**Task objective:** Please put every line of the rows below into a JSON list of strings, with one string per line. Skip blank lines and leave the pictures out.

Extracted records

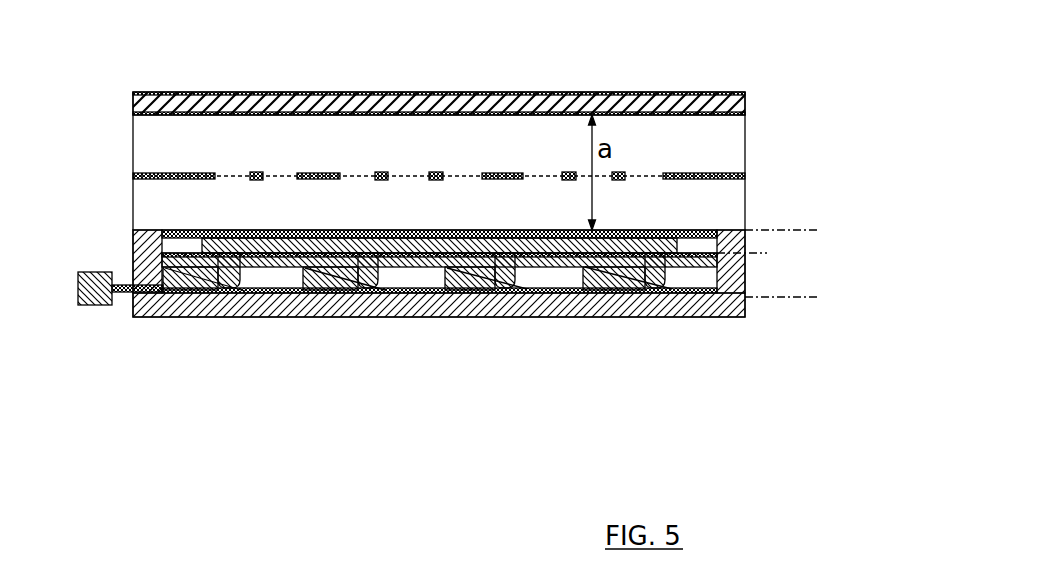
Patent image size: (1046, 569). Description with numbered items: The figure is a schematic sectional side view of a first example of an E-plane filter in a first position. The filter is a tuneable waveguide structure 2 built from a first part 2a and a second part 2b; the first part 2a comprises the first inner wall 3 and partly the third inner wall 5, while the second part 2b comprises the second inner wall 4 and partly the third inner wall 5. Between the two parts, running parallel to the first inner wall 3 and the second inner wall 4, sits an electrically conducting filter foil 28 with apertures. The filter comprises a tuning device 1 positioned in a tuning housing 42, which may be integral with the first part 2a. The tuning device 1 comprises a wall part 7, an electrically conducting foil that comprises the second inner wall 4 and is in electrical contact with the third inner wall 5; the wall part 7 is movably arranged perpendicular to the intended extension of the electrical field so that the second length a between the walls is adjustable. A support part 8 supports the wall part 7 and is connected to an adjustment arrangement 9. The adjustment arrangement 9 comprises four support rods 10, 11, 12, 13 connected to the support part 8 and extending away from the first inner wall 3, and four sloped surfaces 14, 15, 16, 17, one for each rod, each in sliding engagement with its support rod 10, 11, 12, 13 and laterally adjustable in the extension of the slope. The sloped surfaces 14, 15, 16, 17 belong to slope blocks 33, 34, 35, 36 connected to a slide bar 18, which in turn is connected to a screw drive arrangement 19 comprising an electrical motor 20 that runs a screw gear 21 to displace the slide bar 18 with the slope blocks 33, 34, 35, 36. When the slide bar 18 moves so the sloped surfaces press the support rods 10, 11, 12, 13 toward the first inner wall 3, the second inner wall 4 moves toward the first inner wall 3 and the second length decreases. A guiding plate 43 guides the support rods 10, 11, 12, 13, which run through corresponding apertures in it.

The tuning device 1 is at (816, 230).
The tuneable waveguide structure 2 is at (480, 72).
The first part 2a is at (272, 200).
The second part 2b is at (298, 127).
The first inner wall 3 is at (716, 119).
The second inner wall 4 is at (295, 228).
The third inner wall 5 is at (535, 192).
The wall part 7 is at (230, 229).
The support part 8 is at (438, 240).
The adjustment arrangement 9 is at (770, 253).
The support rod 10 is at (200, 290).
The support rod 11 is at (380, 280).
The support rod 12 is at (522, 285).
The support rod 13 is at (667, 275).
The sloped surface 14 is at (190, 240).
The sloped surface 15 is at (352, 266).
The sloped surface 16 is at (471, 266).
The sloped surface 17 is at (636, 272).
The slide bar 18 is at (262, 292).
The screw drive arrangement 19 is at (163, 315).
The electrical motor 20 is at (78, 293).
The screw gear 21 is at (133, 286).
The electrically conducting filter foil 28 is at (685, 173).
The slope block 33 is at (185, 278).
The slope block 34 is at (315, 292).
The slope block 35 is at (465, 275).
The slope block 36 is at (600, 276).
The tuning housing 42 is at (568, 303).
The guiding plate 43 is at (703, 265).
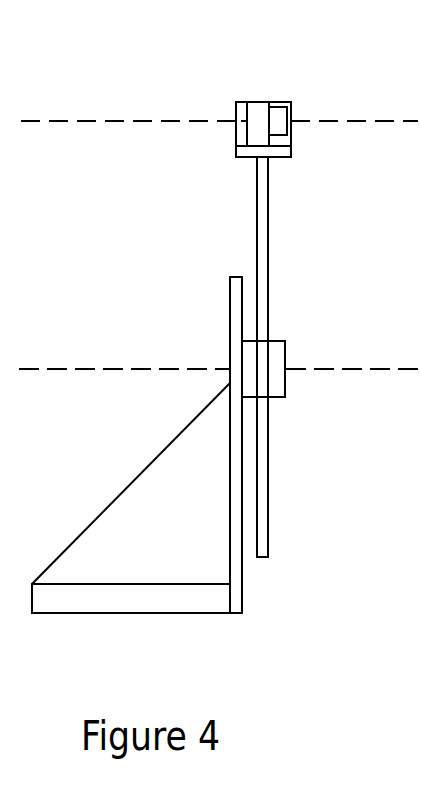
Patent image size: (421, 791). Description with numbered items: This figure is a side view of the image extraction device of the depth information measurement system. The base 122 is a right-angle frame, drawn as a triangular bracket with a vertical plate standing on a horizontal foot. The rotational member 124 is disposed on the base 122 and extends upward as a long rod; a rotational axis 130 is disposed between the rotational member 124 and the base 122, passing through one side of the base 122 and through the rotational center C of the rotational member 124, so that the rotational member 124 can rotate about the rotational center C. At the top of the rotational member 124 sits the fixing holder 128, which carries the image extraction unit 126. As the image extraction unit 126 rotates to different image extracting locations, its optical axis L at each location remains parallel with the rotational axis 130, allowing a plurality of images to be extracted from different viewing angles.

**Solved problem:**
[
  "Patent image size: (1046, 569). Description with numbered items: The figure is a schematic sectional side view of a first example of an E-plane filter in a first position. The filter is a tuneable waveguide structure 2 built from a first part 2a and a second part 2b; the first part 2a comprises the first inner wall 3 and partly the third inner wall 5, while the second part 2b comprises the second inner wall 4 and partly the third inner wall 5. Between the two parts, running parallel to the first inner wall 3 and the second inner wall 4, sits an electrically conducting filter foil 28 with apertures. The filter comprises a tuning device 1 positioned in a tuning housing 42, which may be integral with the first part 2a. The tuning device 1 comprises a wall part 7, an electrically conducting foil that comprises the second inner wall 4 and is in electrical contact with the third inner wall 5; the wall part 7 is movably arranged perpendicular to the intended extension of the electrical field so that the second length a between the walls is adjustable. A support part 8 supports the wall part 7 and is connected to an adjustment arrangement 9. The adjustment arrangement 9 comprises four support rods 10, 11, 12, 13 connected to the support part 8 and extending away from the first inner wall 3, and four sloped surfaces 14, 15, 16, 17, one for each rod, each in sliding engagement with its support rod 10, 11, 12, 13 and laterally adjustable in the extension of the slope. The sloped surfaces 14, 15, 16, 17 belong to slope blocks 33, 34, 35, 36 connected to a slide bar 18, which in turn is connected to a screw drive arrangement 19 comprising an electrical motor 20 that runs a screw gear 21 to displace the slide bar 18 with the slope blocks 33, 34, 35, 36. When the slide bar 18 moves so the sloped surfaces press the support rods 10, 11, 12, 13 toward the first inner wall 3, the second inner wall 4 moves toward the first inner wall 3 and the second length decreases. A guiding plate 43 guides the support rods 10, 11, 12, 13, which run through corresponding apertures in it.",
  "The tuning device 1 is at (816, 230).",
  "The tuneable waveguide structure 2 is at (480, 72).",
  "The first part 2a is at (272, 200).",
  "The second part 2b is at (298, 127).",
  "The first inner wall 3 is at (716, 119).",
  "The second inner wall 4 is at (295, 228).",
  "The third inner wall 5 is at (535, 192).",
  "The wall part 7 is at (230, 229).",
  "The support part 8 is at (438, 240).",
  "The adjustment arrangement 9 is at (770, 253).",
  "The support rod 10 is at (200, 290).",
  "The support rod 11 is at (380, 280).",
  "The support rod 12 is at (522, 285).",
  "The support rod 13 is at (667, 275).",
  "The sloped surface 14 is at (190, 240).",
  "The sloped surface 15 is at (352, 266).",
  "The sloped surface 16 is at (471, 266).",
  "The sloped surface 17 is at (636, 272).",
  "The slide bar 18 is at (262, 292).",
  "The screw drive arrangement 19 is at (163, 315).",
  "The electrical motor 20 is at (78, 293).",
  "The screw gear 21 is at (133, 286).",
  "The electrically conducting filter foil 28 is at (685, 173).",
  "The slope block 33 is at (185, 278).",
  "The slope block 34 is at (315, 292).",
  "The slope block 35 is at (465, 275).",
  "The slope block 36 is at (600, 276).",
  "The tuning housing 42 is at (568, 303).",
  "The guiding plate 43 is at (703, 265).",
  "Patent image size: (421, 791). Description with numbered items: This figure is a side view of the image extraction device of the depth information measurement system. The base 122 is a right-angle frame, drawn as a triangular bracket with a vertical plate standing on a horizontal foot. The rotational member 124 is disposed on the base 122 and extends upward as a long rod; a rotational axis 130 is disposed between the rotational member 124 and the base 122, passing through one side of the base 122 and through the rotational center C of the rotational member 124, so that the rotational member 124 can rotate about the rotational center C. At the top of the rotational member 124 sits the fixing holder 128, which carries the image extraction unit 126. As the image extraction unit 126 rotates to different image extracting locations, its optical axis L at each location remains parallel with the rotational axis 130, allowing a plurality of images to be extracted from different viewing angles."
]